» **Exercise prompt**
Give every line again exactly as it appears, please, but not the pictures.

» **Data records**
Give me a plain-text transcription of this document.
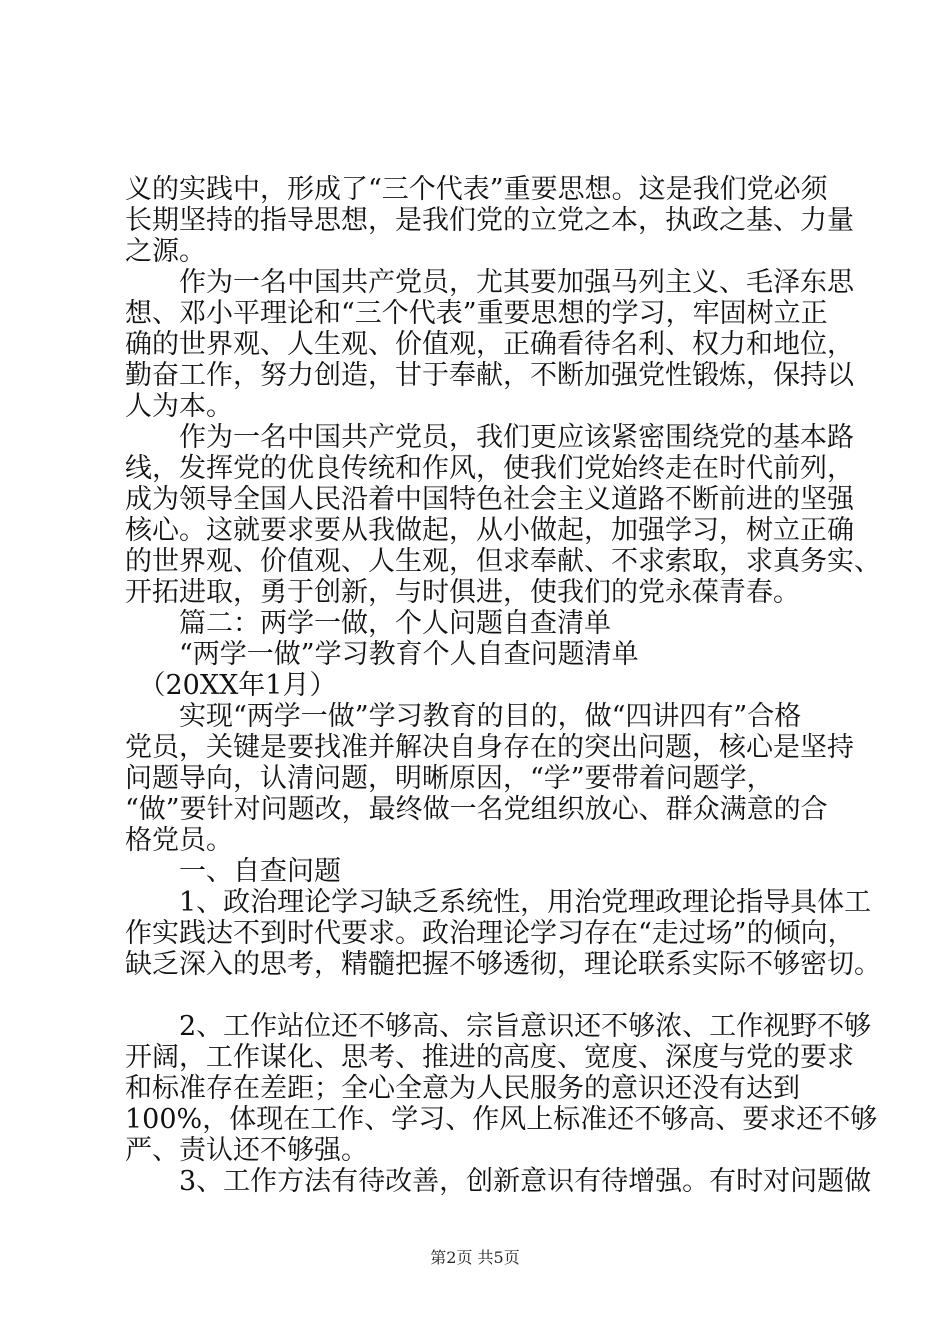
义的实践中，形成了“三个代表”重要思想。这是我们党必须
长期坚持的指导思想，是我们党的立党之本，执政之基、力量
之源。
　　作为一名中国共产党员，尤其要加强马列主义、毛泽东思
想、邓小平理论和“三个代表”重要思想的学习，牢固树立正
确的世界观、人生观、价值观，正确看待名利、权力和地位，
勤奋工作，努力创造，甘于奉献，不断加强党性锻炼，保持以
人为本。
　　作为一名中国共产党员，我们更应该紧密围绕党的基本路
线，发挥党的优良传统和作风，使我们党始终走在时代前列，
成为领导全国人民沿着中国特色社会主义道路不断前进的坚强
核心。这就要求要从我做起，从小做起，加强学习，树立正确
的世界观、价值观、人生观，但求奉献、不求索取，求真务实、
开拓进取，勇于创新，与时俱进，使我们的党永葆青春。
　　篇二：两学一做，个人问题自查清单
　　“两学一做”学习教育个人自查问题清单
　（20XX年1月）
　　实现“两学一做”学习教育的目的，做“四讲四有”合格
党员，关键是要找准并解决自身存在的突出问题，核心是坚持
问题导向，认清问题，明晰原因，“学”要带着问题学，
“做”要针对问题改，最终做一名党组织放心、群众满意的合
格党员。
　　一、自查问题
　　1、政治理论学习缺乏系统性，用治党理政理论指导具体工
作实践达不到时代要求。政治理论学习存在“走过场”的倾向，
缺乏深入的思考，精髓把握不够透彻，理论联系实际不够密切。
　　2、工作站位还不够高、宗旨意识还不够浓、工作视野不够
开阔，工作谋化、思考、推进的高度、宽度、深度与党的要求
和标准存在差距；全心全意为人民服务的意识还没有达到
100%，体现在工作、学习、作风上标准还不够高、要求还不够
严、责认还不够强。
　　3、工作方法有待改善，创新意识有待增强。有时对问题做
第2页 共5页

» **Solution for this problem**
Give me a plain-text transcription of this document.
义的实践中，形成了“三个代表”重要思想。这是我们党必须
长期坚持的指导思想，是我们党的立党之本，执政之基、力量
之源。
　　作为一名中国共产党员，尤其要加强马列主义、毛泽东思
想、邓小平理论和“三个代表”重要思想的学习，牢固树立正
确的世界观、人生观、价值观，正确看待名利、权力和地位，
勤奋工作，努力创造，甘于奉献，不断加强党性锻炼，保持以
人为本。
　　作为一名中国共产党员，我们更应该紧密围绕党的基本路
线，发挥党的优良传统和作风，使我们党始终走在时代前列，
成为领导全国人民沿着中国特色社会主义道路不断前进的坚强
核心。这就要求要从我做起，从小做起，加强学习，树立正确
的世界观、价值观、人生观，但求奉献、不求索取，求真务实、
开拓进取，勇于创新，与时俱进，使我们的党永葆青春。
　　篇二：两学一做，个人问题自查清单
　　“两学一做”学习教育个人自查问题清单
　（20XX年1月）
　　实现“两学一做”学习教育的目的，做“四讲四有”合格
党员，关键是要找准并解决自身存在的突出问题，核心是坚持
问题导向，认清问题，明晰原因，“学”要带着问题学，
“做”要针对问题改，最终做一名党组织放心、群众满意的合
格党员。
　　一、自查问题
　　1、政治理论学习缺乏系统性，用治党理政理论指导具体工
作实践达不到时代要求。政治理论学习存在“走过场”的倾向，
缺乏深入的思考，精髓把握不够透彻，理论联系实际不够密切。
　　2、工作站位还不够高、宗旨意识还不够浓、工作视野不够
开阔，工作谋化、思考、推进的高度、宽度、深度与党的要求
和标准存在差距；全心全意为人民服务的意识还没有达到
100%，体现在工作、学习、作风上标准还不够高、要求还不够
严、责认还不够强。
　　3、工作方法有待改善，创新意识有待增强。有时对问题做
第2页 共5页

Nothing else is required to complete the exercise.